__Work required__
Extract all lines containing "Objawy".
......
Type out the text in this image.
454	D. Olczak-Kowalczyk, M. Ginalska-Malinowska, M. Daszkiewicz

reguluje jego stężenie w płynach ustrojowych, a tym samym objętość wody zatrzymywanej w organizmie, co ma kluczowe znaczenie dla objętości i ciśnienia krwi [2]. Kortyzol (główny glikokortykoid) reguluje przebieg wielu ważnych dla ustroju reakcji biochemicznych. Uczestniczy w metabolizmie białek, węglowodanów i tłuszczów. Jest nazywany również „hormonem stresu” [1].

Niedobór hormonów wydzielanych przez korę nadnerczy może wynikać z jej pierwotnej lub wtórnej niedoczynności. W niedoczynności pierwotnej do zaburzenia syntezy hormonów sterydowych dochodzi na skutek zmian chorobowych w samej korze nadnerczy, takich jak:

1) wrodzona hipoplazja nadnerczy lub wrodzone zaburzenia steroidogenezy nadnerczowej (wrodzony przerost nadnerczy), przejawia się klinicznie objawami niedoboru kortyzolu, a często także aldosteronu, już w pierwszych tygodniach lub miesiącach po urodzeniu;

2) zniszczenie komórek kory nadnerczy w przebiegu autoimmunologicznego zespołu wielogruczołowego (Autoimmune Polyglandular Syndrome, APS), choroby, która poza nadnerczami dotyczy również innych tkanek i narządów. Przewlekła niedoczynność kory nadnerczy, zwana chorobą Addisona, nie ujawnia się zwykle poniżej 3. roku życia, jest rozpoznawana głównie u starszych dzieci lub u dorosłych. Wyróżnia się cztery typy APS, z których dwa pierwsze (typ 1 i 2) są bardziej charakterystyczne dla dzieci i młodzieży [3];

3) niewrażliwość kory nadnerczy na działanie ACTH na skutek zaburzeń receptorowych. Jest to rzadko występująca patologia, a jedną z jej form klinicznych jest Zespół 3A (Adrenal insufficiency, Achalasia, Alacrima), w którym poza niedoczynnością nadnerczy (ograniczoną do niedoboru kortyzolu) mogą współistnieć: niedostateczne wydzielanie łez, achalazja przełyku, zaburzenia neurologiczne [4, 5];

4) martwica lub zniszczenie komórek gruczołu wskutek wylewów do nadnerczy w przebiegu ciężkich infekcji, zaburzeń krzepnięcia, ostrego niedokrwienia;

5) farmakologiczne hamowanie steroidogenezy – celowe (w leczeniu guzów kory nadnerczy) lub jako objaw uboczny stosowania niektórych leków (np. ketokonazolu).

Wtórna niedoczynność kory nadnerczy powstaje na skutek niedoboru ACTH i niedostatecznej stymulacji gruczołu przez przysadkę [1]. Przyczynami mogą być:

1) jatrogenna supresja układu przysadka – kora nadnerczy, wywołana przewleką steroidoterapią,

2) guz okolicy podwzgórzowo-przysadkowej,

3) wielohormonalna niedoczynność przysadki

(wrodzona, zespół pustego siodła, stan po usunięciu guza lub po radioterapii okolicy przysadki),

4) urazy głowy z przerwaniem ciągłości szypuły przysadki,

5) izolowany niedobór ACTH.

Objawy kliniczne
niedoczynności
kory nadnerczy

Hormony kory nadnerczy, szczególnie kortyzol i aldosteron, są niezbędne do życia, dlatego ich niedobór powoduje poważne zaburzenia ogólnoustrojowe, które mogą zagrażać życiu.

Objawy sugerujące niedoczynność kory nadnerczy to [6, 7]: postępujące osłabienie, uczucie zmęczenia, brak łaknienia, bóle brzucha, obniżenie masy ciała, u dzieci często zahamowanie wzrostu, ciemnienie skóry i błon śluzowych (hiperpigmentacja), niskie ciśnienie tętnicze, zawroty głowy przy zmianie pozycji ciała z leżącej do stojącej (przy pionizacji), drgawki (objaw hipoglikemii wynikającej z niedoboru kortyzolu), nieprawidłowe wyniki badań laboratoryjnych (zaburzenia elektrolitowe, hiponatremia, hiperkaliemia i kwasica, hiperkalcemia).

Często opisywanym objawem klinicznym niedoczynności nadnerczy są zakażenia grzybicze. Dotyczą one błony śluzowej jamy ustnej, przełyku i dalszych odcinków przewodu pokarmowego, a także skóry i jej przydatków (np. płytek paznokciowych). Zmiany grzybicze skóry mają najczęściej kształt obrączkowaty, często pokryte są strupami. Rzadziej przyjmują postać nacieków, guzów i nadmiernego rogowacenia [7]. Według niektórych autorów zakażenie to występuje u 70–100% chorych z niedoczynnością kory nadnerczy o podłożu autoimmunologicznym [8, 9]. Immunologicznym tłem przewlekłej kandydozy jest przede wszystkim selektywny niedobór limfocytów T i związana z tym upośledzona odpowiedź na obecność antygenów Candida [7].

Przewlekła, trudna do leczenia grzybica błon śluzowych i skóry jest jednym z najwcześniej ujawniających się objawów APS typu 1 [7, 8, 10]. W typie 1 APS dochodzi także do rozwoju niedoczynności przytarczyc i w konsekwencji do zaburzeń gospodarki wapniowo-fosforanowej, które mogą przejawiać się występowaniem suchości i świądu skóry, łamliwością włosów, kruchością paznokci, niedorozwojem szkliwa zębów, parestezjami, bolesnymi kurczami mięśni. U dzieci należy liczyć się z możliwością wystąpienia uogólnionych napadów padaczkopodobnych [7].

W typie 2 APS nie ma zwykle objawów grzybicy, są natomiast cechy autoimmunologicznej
......
__The reply__
Objawy kliniczne
Objawy sugerujące niedoczynność kory nadnerczy to [6, 7]: postępujące osłabienie, uczucie zmęczenia, brak łaknienia, bóle brzucha, obniżenie masy ciała, u dzieci często zahamowanie wzrostu, ciemnienie skóry i błon śluzowych (hiperpigmentacja), niskie ciśnienie tętnicze, zawroty głowy przy zmianie pozycji ciała z leżącej do stojącej (przy pionizacji), drgawki (objaw hipoglikemii wynikającej z niedoboru kortyzolu), nieprawidłowe wyniki badań laboratoryjnych (zaburzenia elektrolitowe, hiponatremia, hiperkaliemia i kwasica, hiperkalcemia).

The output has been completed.